[Dataset listings of figures]

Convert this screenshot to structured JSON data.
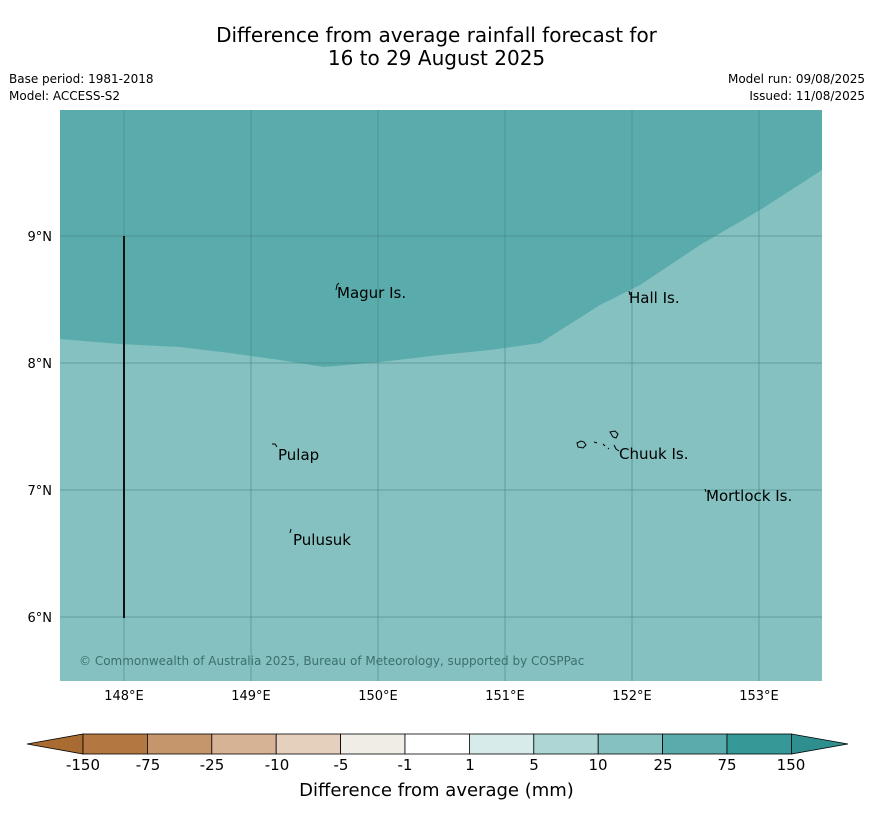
{
  "title": {
    "line1": "Difference from average rainfall forecast for",
    "line2": "16 to 29 August 2025"
  },
  "meta": {
    "base_period": "Base period: 1981-2018",
    "model": "Model: ACCESS-S2",
    "model_run": "Model run: 09/08/2025",
    "issued": "Issued: 11/08/2025"
  },
  "map": {
    "lat_ticks": [
      "9°N",
      "8°N",
      "7°N",
      "6°N"
    ],
    "lon_ticks": [
      "148°E",
      "149°E",
      "150°E",
      "151°E",
      "152°E",
      "153°E"
    ],
    "places": [
      "Magur Is.",
      "Hall Is.",
      "Pulap",
      "Chuuk Is.",
      "Mortlock Is.",
      "Pulusuk"
    ],
    "copyright": "© Commonwealth of Australia 2025, Bureau of Meteorology, supported by COSPPac",
    "fill_colors": {
      "band_25_75": "#5aabab",
      "band_10_25": "#84c1c0"
    }
  },
  "colorbar": {
    "labels": [
      "-150",
      "-75",
      "-25",
      "-10",
      "-5",
      "-1",
      "1",
      "5",
      "10",
      "25",
      "75",
      "150"
    ],
    "colors": [
      "#a86b31",
      "#b37841",
      "#c5956b",
      "#d5b394",
      "#e5d0bd",
      "#f0ede6",
      "#ffffff",
      "#d7ebea",
      "#aed6d5",
      "#84c1c0",
      "#5aabab",
      "#359998",
      "#2f8f8e"
    ],
    "title": "Difference from average (mm)"
  }
}
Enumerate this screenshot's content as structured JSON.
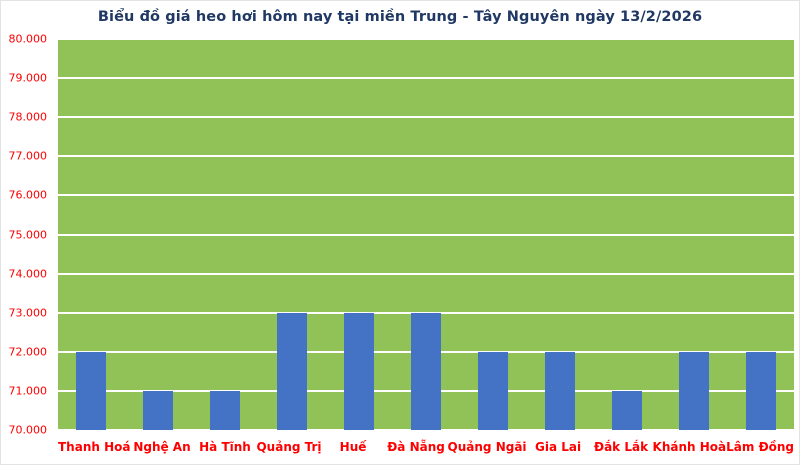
{
  "title": "Biểu đồ giá heo hơi hôm nay tại miền Trung - Tây Nguyên ngày 13/2/2026",
  "colors": {
    "title_text": "#203864",
    "axis_text": "#ff0000",
    "plot_background": "#90c257",
    "gridline": "#ffffff",
    "bar": "#4472c4",
    "figure_background": "#ffffff",
    "figure_border": "#e3e3e3"
  },
  "chart_data": {
    "type": "bar",
    "title": "Biểu đồ giá heo hơi hôm nay tại miền Trung - Tây Nguyên ngày 13/2/2026",
    "categories": [
      "Thanh Hoá",
      "Nghệ An",
      "Hà Tĩnh",
      "Quảng Trị",
      "Huế",
      "Đà Nẵng",
      "Quảng Ngãi",
      "Gia Lai",
      "Đắk Lắk",
      "Khánh Hoà",
      "Lâm Đồng"
    ],
    "values": [
      72000,
      71000,
      71000,
      73000,
      73000,
      73000,
      72000,
      72000,
      71000,
      72000,
      72000
    ],
    "xlabel": "",
    "ylabel": "",
    "ylim": [
      70000,
      80000
    ],
    "y_tick_values": [
      70000,
      71000,
      72000,
      73000,
      74000,
      75000,
      76000,
      77000,
      78000,
      79000,
      80000
    ],
    "y_tick_labels": [
      "70.000",
      "71.000",
      "72.000",
      "73.000",
      "74.000",
      "75.000",
      "76.000",
      "77.000",
      "78.000",
      "79.000",
      "80.000"
    ],
    "grid": true,
    "legend": "none"
  }
}
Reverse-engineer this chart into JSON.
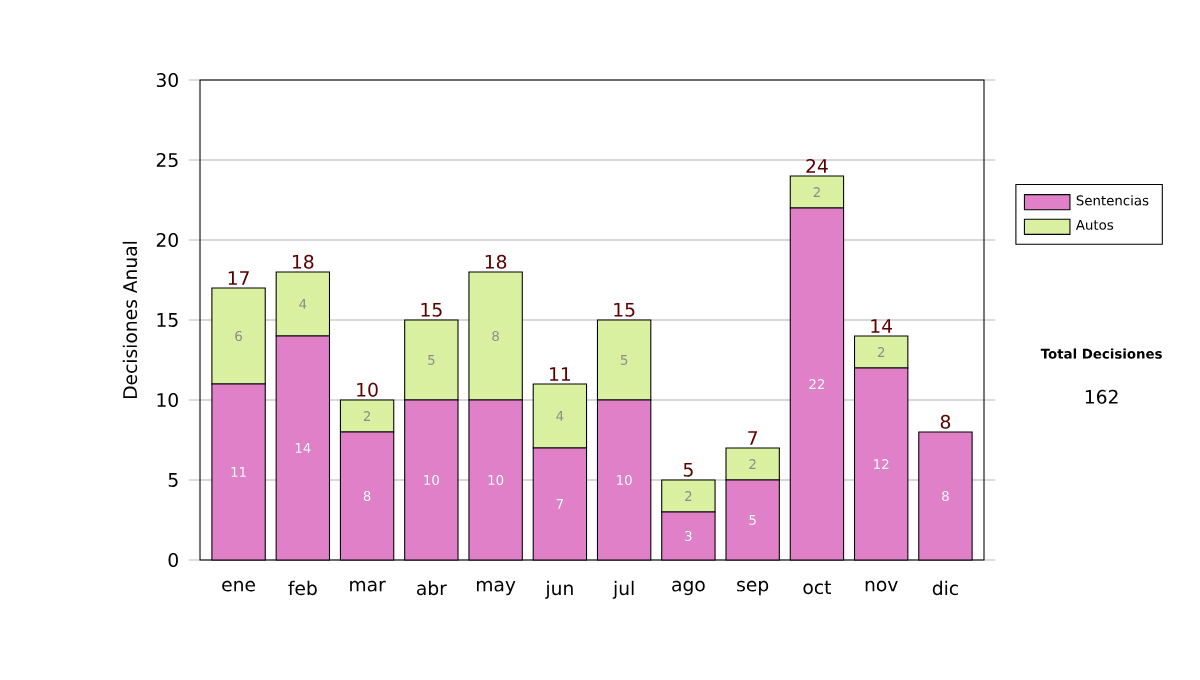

> Exercise instructions: Count the lines in the material above where the string "Trung" appears, then state only that count.

> Correct answer: 2